Exercise >>
Reproduce every entry exactly and leave its pictures out.

━━━━

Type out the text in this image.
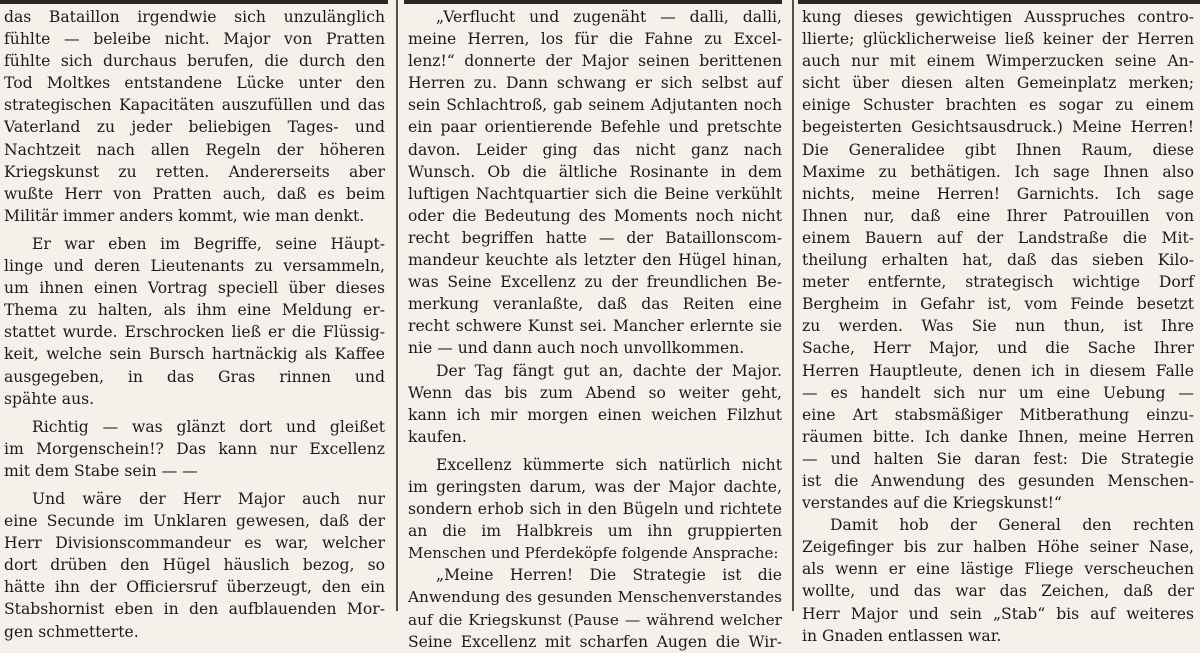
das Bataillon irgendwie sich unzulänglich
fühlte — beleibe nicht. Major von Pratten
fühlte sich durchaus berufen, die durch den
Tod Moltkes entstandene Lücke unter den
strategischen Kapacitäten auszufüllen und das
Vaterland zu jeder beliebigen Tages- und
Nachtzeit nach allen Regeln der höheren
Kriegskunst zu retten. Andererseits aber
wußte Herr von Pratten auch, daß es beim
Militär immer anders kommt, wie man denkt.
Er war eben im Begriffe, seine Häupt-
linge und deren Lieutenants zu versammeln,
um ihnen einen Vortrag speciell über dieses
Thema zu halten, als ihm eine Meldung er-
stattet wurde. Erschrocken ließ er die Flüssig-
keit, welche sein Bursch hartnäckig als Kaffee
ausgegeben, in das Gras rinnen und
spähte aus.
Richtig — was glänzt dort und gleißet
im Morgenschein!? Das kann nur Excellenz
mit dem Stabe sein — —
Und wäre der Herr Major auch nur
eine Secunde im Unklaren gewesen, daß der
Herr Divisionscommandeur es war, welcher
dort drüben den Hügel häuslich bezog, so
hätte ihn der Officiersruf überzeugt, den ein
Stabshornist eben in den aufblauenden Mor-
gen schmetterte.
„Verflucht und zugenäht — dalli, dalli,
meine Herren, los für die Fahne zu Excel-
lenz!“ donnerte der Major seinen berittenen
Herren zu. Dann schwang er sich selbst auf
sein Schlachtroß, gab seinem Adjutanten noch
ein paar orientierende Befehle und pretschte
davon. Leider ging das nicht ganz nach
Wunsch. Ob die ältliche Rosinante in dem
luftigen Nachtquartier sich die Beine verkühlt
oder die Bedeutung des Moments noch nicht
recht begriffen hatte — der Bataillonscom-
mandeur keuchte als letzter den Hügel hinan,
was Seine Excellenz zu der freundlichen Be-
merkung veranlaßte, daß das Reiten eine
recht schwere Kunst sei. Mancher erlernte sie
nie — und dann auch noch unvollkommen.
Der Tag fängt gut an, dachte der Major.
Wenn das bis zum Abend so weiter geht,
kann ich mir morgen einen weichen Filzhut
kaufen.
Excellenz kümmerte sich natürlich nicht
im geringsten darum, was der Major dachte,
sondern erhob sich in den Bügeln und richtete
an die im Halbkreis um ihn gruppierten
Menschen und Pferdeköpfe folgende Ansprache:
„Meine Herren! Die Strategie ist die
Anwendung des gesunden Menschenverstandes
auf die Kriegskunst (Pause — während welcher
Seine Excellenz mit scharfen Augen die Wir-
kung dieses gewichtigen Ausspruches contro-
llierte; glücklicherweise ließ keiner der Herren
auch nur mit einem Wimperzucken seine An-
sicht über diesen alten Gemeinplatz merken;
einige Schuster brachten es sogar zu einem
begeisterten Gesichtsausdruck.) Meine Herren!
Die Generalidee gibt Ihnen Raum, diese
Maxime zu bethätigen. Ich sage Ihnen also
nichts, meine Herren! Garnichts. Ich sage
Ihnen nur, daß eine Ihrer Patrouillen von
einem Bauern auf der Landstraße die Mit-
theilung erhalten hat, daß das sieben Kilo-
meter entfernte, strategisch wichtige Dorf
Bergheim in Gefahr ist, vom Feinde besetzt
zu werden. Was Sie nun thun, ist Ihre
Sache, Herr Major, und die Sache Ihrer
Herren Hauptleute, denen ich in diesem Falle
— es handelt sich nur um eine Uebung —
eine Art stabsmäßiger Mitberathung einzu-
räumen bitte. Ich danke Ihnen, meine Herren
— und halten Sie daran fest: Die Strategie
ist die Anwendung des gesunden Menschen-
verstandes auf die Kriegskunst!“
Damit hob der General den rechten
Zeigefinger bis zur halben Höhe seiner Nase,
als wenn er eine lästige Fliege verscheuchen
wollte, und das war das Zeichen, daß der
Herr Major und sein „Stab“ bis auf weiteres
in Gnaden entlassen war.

━━━━

Exercise solution >>
Type out the text in this image.
das Bataillon irgendwie sich unzulänglich
fühlte — beleibe nicht. Major von Pratten
fühlte sich durchaus berufen, die durch den
Tod Moltkes entstandene Lücke unter den
strategischen Kapacitäten auszufüllen und das
Vaterland zu jeder beliebigen Tages- und
Nachtzeit nach allen Regeln der höheren
Kriegskunst zu retten. Andererseits aber
wußte Herr von Pratten auch, daß es beim
Militär immer anders kommt, wie man denkt.
Er war eben im Begriffe, seine Häupt-
linge und deren Lieutenants zu versammeln,
um ihnen einen Vortrag speciell über dieses
Thema zu halten, als ihm eine Meldung er-
stattet wurde. Erschrocken ließ er die Flüssig-
keit, welche sein Bursch hartnäckig als Kaffee
ausgegeben, in das Gras rinnen und
spähte aus.
Richtig — was glänzt dort und gleißet
im Morgenschein!? Das kann nur Excellenz
mit dem Stabe sein — —
Und wäre der Herr Major auch nur
eine Secunde im Unklaren gewesen, daß der
Herr Divisionscommandeur es war, welcher
dort drüben den Hügel häuslich bezog, so
hätte ihn der Officiersruf überzeugt, den ein
Stabshornist eben in den aufblauenden Mor-
gen schmetterte.
„Verflucht und zugenäht — dalli, dalli,
meine Herren, los für die Fahne zu Excel-
lenz!“ donnerte der Major seinen berittenen
Herren zu. Dann schwang er sich selbst auf
sein Schlachtroß, gab seinem Adjutanten noch
ein paar orientierende Befehle und pretschte
davon. Leider ging das nicht ganz nach
Wunsch. Ob die ältliche Rosinante in dem
luftigen Nachtquartier sich die Beine verkühlt
oder die Bedeutung des Moments noch nicht
recht begriffen hatte — der Bataillonscom-
mandeur keuchte als letzter den Hügel hinan,
was Seine Excellenz zu der freundlichen Be-
merkung veranlaßte, daß das Reiten eine
recht schwere Kunst sei. Mancher erlernte sie
nie — und dann auch noch unvollkommen.
Der Tag fängt gut an, dachte der Major.
Wenn das bis zum Abend so weiter geht,
kann ich mir morgen einen weichen Filzhut
kaufen.
Excellenz kümmerte sich natürlich nicht
im geringsten darum, was der Major dachte,
sondern erhob sich in den Bügeln und richtete
an die im Halbkreis um ihn gruppierten
Menschen und Pferdeköpfe folgende Ansprache:
„Meine Herren! Die Strategie ist die
Anwendung des gesunden Menschenverstandes
auf die Kriegskunst (Pause — während welcher
Seine Excellenz mit scharfen Augen die Wir-
kung dieses gewichtigen Ausspruches contro-
llierte; glücklicherweise ließ keiner der Herren
auch nur mit einem Wimperzucken seine An-
sicht über diesen alten Gemeinplatz merken;
einige Schuster brachten es sogar zu einem
begeisterten Gesichtsausdruck.) Meine Herren!
Die Generalidee gibt Ihnen Raum, diese
Maxime zu bethätigen. Ich sage Ihnen also
nichts, meine Herren! Garnichts. Ich sage
Ihnen nur, daß eine Ihrer Patrouillen von
einem Bauern auf der Landstraße die Mit-
theilung erhalten hat, daß das sieben Kilo-
meter entfernte, strategisch wichtige Dorf
Bergheim in Gefahr ist, vom Feinde besetzt
zu werden. Was Sie nun thun, ist Ihre
Sache, Herr Major, und die Sache Ihrer
Herren Hauptleute, denen ich in diesem Falle
— es handelt sich nur um eine Uebung —
eine Art stabsmäßiger Mitberathung einzu-
räumen bitte. Ich danke Ihnen, meine Herren
— und halten Sie daran fest: Die Strategie
ist die Anwendung des gesunden Menschen-
verstandes auf die Kriegskunst!“
Damit hob der General den rechten
Zeigefinger bis zur halben Höhe seiner Nase,
als wenn er eine lästige Fliege verscheuchen
wollte, und das war das Zeichen, daß der
Herr Major und sein „Stab“ bis auf weiteres
in Gnaden entlassen war.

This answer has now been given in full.